Pull out all lines from the listing below in which the word "Heures" appears.

Information shown

■ ■ ■ ■ ■

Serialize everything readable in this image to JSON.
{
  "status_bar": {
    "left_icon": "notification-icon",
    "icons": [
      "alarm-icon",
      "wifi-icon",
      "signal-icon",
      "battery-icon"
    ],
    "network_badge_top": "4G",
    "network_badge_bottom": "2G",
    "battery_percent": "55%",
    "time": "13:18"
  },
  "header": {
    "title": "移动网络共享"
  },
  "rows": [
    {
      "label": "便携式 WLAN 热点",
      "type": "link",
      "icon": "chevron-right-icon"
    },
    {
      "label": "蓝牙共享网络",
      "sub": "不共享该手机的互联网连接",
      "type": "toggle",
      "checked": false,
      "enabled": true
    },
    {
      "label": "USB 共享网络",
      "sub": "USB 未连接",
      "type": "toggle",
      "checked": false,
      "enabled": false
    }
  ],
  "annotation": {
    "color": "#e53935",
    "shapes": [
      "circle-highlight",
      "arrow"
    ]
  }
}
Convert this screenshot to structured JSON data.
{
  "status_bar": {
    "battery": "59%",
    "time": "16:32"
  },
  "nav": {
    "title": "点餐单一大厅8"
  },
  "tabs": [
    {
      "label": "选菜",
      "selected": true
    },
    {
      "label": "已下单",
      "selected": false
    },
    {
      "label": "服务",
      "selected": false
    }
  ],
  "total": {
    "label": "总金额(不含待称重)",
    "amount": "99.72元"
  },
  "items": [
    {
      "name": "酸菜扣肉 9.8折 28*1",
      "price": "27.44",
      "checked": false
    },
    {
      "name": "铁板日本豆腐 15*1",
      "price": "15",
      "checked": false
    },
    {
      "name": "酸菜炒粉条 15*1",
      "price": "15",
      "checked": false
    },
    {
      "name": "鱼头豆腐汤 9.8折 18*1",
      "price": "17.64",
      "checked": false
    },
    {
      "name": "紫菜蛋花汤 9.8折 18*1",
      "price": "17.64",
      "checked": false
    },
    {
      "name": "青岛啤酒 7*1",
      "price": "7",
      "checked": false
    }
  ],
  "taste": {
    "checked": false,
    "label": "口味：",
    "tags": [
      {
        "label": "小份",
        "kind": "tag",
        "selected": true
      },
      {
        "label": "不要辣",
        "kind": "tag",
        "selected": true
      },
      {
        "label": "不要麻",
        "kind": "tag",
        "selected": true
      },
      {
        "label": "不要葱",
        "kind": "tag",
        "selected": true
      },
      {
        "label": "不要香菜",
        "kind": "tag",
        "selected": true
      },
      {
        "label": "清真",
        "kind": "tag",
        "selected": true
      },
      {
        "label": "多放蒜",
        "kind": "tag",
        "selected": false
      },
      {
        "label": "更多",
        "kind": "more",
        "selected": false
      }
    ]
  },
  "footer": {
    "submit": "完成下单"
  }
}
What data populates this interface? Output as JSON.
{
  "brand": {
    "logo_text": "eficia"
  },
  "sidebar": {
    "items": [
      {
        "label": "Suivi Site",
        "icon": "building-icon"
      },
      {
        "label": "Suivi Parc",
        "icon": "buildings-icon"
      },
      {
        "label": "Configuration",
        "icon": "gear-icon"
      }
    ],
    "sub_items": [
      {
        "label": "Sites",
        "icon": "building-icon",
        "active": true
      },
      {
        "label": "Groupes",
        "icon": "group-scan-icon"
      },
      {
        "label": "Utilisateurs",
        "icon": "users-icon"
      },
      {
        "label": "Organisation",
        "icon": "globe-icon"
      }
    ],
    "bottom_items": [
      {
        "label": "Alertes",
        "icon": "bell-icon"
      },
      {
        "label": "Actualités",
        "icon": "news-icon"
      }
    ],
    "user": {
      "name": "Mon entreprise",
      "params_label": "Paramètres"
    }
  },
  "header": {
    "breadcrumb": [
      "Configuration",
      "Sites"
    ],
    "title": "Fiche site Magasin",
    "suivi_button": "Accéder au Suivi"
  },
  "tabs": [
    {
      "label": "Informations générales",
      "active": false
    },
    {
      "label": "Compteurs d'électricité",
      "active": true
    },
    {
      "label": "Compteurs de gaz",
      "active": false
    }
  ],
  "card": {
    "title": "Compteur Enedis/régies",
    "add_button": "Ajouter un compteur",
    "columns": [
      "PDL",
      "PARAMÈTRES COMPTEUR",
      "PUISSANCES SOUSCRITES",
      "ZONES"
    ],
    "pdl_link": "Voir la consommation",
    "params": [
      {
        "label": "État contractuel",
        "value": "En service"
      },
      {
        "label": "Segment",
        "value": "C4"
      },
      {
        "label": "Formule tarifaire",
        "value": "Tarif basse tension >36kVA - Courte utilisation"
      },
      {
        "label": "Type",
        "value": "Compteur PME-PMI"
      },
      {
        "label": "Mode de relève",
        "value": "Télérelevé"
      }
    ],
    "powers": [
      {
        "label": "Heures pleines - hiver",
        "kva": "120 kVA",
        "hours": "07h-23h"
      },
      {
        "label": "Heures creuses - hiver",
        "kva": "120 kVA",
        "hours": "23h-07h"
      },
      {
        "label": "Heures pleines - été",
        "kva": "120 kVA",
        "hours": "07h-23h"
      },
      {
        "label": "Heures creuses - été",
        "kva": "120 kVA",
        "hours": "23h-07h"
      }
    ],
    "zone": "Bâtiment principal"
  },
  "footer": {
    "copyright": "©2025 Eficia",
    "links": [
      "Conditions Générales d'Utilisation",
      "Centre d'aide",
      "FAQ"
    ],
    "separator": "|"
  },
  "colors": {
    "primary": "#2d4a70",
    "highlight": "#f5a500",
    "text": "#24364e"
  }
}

■ ■ ■ ■ ■

The result
        "label": "Heures pleines - hiver",
        "label": "Heures creuses - hiver",
        "label": "Heures pleines - été",
        "label": "Heures creuses - été",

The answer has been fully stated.